*WORK TO DO*
Copy out the lines that include the word "треба".

*INPUT FOR THIS TASK*
··········
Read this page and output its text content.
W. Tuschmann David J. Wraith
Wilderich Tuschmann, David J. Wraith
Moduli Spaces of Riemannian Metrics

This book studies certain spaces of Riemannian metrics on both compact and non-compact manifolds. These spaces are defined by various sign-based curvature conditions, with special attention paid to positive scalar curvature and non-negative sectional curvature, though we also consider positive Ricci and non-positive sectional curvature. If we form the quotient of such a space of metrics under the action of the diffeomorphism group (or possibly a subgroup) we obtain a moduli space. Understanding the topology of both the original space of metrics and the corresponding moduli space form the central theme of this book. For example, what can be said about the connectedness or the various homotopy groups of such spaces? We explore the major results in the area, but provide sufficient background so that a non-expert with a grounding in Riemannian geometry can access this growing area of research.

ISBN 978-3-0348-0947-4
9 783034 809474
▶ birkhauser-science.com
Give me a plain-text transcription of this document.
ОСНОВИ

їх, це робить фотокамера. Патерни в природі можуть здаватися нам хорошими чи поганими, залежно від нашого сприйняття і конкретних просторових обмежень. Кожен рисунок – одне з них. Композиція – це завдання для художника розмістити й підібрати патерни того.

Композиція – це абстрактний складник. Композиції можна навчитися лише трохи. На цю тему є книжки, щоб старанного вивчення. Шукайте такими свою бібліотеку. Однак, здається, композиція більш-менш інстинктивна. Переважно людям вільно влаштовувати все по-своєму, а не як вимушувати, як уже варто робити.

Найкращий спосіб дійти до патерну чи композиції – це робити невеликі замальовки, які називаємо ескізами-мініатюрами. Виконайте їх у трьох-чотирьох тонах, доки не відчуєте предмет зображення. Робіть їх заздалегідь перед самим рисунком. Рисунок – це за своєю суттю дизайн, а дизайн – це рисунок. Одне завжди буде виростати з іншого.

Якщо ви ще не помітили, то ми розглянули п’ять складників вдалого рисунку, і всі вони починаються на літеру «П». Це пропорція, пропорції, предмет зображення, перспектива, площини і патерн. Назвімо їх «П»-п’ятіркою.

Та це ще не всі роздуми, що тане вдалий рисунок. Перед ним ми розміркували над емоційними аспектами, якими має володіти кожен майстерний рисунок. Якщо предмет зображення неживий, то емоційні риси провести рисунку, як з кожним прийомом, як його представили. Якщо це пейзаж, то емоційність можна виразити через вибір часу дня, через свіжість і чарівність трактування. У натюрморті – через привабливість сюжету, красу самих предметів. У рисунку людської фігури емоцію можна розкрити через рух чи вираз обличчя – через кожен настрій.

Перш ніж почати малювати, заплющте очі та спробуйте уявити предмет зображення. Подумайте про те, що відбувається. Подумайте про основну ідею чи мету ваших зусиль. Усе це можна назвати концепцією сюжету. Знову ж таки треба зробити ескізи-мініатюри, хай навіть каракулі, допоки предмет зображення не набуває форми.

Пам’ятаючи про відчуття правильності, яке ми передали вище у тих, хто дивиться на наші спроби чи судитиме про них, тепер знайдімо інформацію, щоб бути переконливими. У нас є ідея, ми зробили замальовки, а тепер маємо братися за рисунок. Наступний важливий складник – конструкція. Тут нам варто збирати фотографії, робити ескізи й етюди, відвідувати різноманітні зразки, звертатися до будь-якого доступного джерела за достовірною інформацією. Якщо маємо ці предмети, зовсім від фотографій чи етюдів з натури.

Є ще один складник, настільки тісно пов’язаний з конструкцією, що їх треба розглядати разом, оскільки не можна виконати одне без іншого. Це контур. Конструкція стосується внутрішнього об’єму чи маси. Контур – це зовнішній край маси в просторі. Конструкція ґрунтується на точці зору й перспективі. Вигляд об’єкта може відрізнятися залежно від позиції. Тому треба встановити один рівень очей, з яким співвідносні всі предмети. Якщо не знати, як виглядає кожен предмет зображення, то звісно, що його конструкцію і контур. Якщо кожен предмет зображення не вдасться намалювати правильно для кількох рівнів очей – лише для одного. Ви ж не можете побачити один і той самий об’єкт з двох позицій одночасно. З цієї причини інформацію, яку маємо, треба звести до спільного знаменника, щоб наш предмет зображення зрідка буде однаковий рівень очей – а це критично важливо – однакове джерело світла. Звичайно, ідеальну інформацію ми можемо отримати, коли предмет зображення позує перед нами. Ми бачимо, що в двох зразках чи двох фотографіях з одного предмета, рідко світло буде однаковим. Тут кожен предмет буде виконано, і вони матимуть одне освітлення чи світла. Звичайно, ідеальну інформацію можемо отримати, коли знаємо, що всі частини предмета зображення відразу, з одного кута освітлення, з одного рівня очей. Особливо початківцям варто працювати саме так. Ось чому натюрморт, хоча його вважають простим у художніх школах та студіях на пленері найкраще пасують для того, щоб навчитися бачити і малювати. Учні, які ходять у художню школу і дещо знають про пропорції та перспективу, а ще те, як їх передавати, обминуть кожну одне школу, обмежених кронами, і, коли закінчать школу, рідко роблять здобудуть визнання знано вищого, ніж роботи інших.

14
··········
*FULL OUTPUT*
Перш ніж почати малювати, заплющте очі та спробуйте уявити предмет зображення. Подумайте про те, що відбувається. Подумайте про основну ідею чи мету ваших зусиль. Усе це можна назвати концепцією сюжету. Знову ж таки треба зробити ескізи-мініатюри, хай навіть каракулі, допоки предмет зображення не набуває форми.
Є ще один складник, настільки тісно пов’язаний з конструкцією, що їх треба розглядати разом, оскільки не можна виконати одне без іншого. Це контур. Конструкція стосується внутрішнього об’єму чи маси. Контур – це зовнішній край маси в просторі. Конструкція ґрунтується на точці зору й перспективі. Вигляд об’єкта може відрізнятися залежно від позиції. Тому треба встановити один рівень очей, з яким співвідносні всі предмети. Якщо не знати, як виглядає кожен предмет зображення, то звісно, що його конструкцію і контур. Якщо кожен предмет зображення не вдасться намалювати правильно для кількох рівнів очей – лише для одного. Ви ж не можете побачити один і той самий об’єкт з двох позицій одночасно. З цієї причини інформацію, яку маємо, треба звести до спільного знаменника, щоб наш предмет зображення зрідка буде однаковий рівень очей – а це критично важливо – однакове джерело світла. Звичайно, ідеальну інформацію ми можемо отримати, коли предмет зображення позує перед нами. Ми бачимо, що в двох зразках чи двох фотографіях з одного предмета, рідко світло буде однаковим. Тут кожен предмет буде виконано, і вони матимуть одне освітлення чи світла. Звичайно, ідеальну інформацію можемо отримати, коли знаємо, що всі частини предмета зображення відразу, з одного кута освітлення, з одного рівня очей. Особливо початківцям варто працювати саме так. Ось чому натюрморт, хоча його вважають простим у художніх школах та студіях на пленері найкраще пасують для того, щоб навчитися бачити і малювати. Учні, які ходять у художню школу і дещо знають про пропорції та перспективу, а ще те, як їх передавати, обминуть кожну одне школу, обмежених кронами, і, коли закінчать школу, рідко роблять здобудуть визнання знано вищого, ніж роботи інших.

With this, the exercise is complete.